-- Start DATA FOR THIS TASK --

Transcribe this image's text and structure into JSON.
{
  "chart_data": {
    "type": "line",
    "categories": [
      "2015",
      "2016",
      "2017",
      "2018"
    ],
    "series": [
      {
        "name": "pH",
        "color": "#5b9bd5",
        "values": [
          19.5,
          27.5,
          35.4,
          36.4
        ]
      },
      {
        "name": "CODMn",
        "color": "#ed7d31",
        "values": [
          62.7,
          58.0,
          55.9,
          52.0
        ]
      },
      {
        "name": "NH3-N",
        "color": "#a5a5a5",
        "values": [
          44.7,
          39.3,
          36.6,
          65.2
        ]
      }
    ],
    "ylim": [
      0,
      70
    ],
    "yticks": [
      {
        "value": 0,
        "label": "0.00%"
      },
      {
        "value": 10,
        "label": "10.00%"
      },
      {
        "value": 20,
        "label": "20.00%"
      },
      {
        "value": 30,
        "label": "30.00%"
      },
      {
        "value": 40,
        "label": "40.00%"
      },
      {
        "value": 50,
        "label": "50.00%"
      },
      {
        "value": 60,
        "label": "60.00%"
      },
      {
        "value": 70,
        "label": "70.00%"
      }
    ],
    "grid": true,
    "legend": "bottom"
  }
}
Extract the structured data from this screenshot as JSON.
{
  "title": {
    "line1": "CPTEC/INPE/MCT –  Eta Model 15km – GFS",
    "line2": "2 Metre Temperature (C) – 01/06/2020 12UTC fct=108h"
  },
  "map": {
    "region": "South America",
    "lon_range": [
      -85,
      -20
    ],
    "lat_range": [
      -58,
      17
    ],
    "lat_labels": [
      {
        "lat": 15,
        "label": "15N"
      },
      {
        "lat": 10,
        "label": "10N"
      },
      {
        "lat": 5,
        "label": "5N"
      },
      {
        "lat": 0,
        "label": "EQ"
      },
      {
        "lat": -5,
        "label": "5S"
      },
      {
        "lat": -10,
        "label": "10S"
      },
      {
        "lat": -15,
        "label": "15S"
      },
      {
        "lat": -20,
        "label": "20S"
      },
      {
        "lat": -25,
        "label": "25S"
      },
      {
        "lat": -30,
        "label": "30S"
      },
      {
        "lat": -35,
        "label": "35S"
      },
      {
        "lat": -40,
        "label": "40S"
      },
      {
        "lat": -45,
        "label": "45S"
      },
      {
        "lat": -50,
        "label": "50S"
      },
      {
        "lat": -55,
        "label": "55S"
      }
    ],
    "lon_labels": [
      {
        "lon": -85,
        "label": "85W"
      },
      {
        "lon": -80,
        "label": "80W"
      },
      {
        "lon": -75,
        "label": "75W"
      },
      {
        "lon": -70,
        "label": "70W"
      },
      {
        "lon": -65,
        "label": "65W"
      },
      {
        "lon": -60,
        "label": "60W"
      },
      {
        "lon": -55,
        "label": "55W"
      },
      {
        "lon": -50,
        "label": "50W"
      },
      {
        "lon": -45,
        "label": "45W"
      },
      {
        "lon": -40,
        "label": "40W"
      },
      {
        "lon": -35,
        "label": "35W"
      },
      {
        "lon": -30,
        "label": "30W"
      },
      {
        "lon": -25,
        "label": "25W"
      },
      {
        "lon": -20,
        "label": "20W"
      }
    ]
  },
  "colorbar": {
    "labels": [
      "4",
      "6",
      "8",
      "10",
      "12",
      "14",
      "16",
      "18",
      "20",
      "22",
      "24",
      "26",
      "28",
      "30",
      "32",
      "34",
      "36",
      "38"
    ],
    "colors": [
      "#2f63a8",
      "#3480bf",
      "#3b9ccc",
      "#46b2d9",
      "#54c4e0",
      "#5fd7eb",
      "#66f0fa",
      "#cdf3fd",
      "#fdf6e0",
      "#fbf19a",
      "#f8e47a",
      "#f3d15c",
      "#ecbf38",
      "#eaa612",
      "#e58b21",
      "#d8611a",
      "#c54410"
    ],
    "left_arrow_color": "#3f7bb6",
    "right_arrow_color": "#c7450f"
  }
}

-- End DATA FOR THIS TASK --

*OBJECTIVE:*
Repeat back the data above, exact to the last character.

*THE OUTPUT:*
Transcribe this image's text and structure into JSON.
{
  "chart_data": {
    "type": "line",
    "categories": [
      "2015",
      "2016",
      "2017",
      "2018"
    ],
    "series": [
      {
        "name": "pH",
        "color": "#5b9bd5",
        "values": [
          19.5,
          27.5,
          35.4,
          36.4
        ]
      },
      {
        "name": "CODMn",
        "color": "#ed7d31",
        "values": [
          62.7,
          58.0,
          55.9,
          52.0
        ]
      },
      {
        "name": "NH3-N",
        "color": "#a5a5a5",
        "values": [
          44.7,
          39.3,
          36.6,
          65.2
        ]
      }
    ],
    "ylim": [
      0,
      70
    ],
    "yticks": [
      {
        "value": 0,
        "label": "0.00%"
      },
      {
        "value": 10,
        "label": "10.00%"
      },
      {
        "value": 20,
        "label": "20.00%"
      },
      {
        "value": 30,
        "label": "30.00%"
      },
      {
        "value": 40,
        "label": "40.00%"
      },
      {
        "value": 50,
        "label": "50.00%"
      },
      {
        "value": 60,
        "label": "60.00%"
      },
      {
        "value": 70,
        "label": "70.00%"
      }
    ],
    "grid": true,
    "legend": "bottom"
  }
}
Extract the structured data from this screenshot as JSON.
{
  "title": {
    "line1": "CPTEC/INPE/MCT –  Eta Model 15km – GFS",
    "line2": "2 Metre Temperature (C) – 01/06/2020 12UTC fct=108h"
  },
  "map": {
    "region": "South America",
    "lon_range": [
      -85,
      -20
    ],
    "lat_range": [
      -58,
      17
    ],
    "lat_labels": [
      {
        "lat": 15,
        "label": "15N"
      },
      {
        "lat": 10,
        "label": "10N"
      },
      {
        "lat": 5,
        "label": "5N"
      },
      {
        "lat": 0,
        "label": "EQ"
      },
      {
        "lat": -5,
        "label": "5S"
      },
      {
        "lat": -10,
        "label": "10S"
      },
      {
        "lat": -15,
        "label": "15S"
      },
      {
        "lat": -20,
        "label": "20S"
      },
      {
        "lat": -25,
        "label": "25S"
      },
      {
        "lat": -30,
        "label": "30S"
      },
      {
        "lat": -35,
        "label": "35S"
      },
      {
        "lat": -40,
        "label": "40S"
      },
      {
        "lat": -45,
        "label": "45S"
      },
      {
        "lat": -50,
        "label": "50S"
      },
      {
        "lat": -55,
        "label": "55S"
      }
    ],
    "lon_labels": [
      {
        "lon": -85,
        "label": "85W"
      },
      {
        "lon": -80,
        "label": "80W"
      },
      {
        "lon": -75,
        "label": "75W"
      },
      {
        "lon": -70,
        "label": "70W"
      },
      {
        "lon": -65,
        "label": "65W"
      },
      {
        "lon": -60,
        "label": "60W"
      },
      {
        "lon": -55,
        "label": "55W"
      },
      {
        "lon": -50,
        "label": "50W"
      },
      {
        "lon": -45,
        "label": "45W"
      },
      {
        "lon": -40,
        "label": "40W"
      },
      {
        "lon": -35,
        "label": "35W"
      },
      {
        "lon": -30,
        "label": "30W"
      },
      {
        "lon": -25,
        "label": "25W"
      },
      {
        "lon": -20,
        "label": "20W"
      }
    ]
  },
  "colorbar": {
    "labels": [
      "4",
      "6",
      "8",
      "10",
      "12",
      "14",
      "16",
      "18",
      "20",
      "22",
      "24",
      "26",
      "28",
      "30",
      "32",
      "34",
      "36",
      "38"
    ],
    "colors": [
      "#2f63a8",
      "#3480bf",
      "#3b9ccc",
      "#46b2d9",
      "#54c4e0",
      "#5fd7eb",
      "#66f0fa",
      "#cdf3fd",
      "#fdf6e0",
      "#fbf19a",
      "#f8e47a",
      "#f3d15c",
      "#ecbf38",
      "#eaa612",
      "#e58b21",
      "#d8611a",
      "#c54410"
    ],
    "left_arrow_color": "#3f7bb6",
    "right_arrow_color": "#c7450f"
  }
}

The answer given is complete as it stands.